- **THE TASK**
The answer must consist of the records below, repeated exactly.

##### RECORDED INFORMATION

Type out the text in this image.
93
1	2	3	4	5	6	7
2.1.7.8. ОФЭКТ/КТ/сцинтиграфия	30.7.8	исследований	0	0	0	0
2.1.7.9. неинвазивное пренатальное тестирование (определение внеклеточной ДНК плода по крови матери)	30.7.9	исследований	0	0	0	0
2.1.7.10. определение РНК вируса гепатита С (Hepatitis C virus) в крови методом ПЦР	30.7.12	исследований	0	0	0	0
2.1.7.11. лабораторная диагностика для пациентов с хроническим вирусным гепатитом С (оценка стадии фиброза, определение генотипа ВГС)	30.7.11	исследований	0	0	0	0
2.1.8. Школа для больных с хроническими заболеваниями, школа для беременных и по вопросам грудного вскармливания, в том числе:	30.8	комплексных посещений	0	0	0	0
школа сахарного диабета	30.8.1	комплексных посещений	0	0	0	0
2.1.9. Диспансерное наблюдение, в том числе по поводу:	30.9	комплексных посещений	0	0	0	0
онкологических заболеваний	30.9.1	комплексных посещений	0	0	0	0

##########

- **WRITTEN ANSWER**
Type out the text in this image.
93
1	2	3	4	5	6	7
2.1.7.8. ОФЭКТ/КТ/сцинтиграфия	30.7.8	исследований	0	0	0	0
2.1.7.9. неинвазивное пренатальное тестирование (определение внеклеточной ДНК плода по крови матери)	30.7.9	исследований	0	0	0	0
2.1.7.10. определение РНК вируса гепатита С (Hepatitis C virus) в крови методом ПЦР	30.7.12	исследований	0	0	0	0
2.1.7.11. лабораторная диагностика для пациентов с хроническим вирусным гепатитом С (оценка стадии фиброза, определение генотипа ВГС)	30.7.11	исследований	0	0	0	0
2.1.8. Школа для больных с хроническими заболеваниями, школа для беременных и по вопросам грудного вскармливания, в том числе:	30.8	комплексных посещений	0	0	0	0
школа сахарного диабета	30.8.1	комплексных посещений	0	0	0	0
2.1.9. Диспансерное наблюдение, в том числе по поводу:	30.9	комплексных посещений	0	0	0	0
онкологических заболеваний	30.9.1	комплексных посещений	0	0	0	0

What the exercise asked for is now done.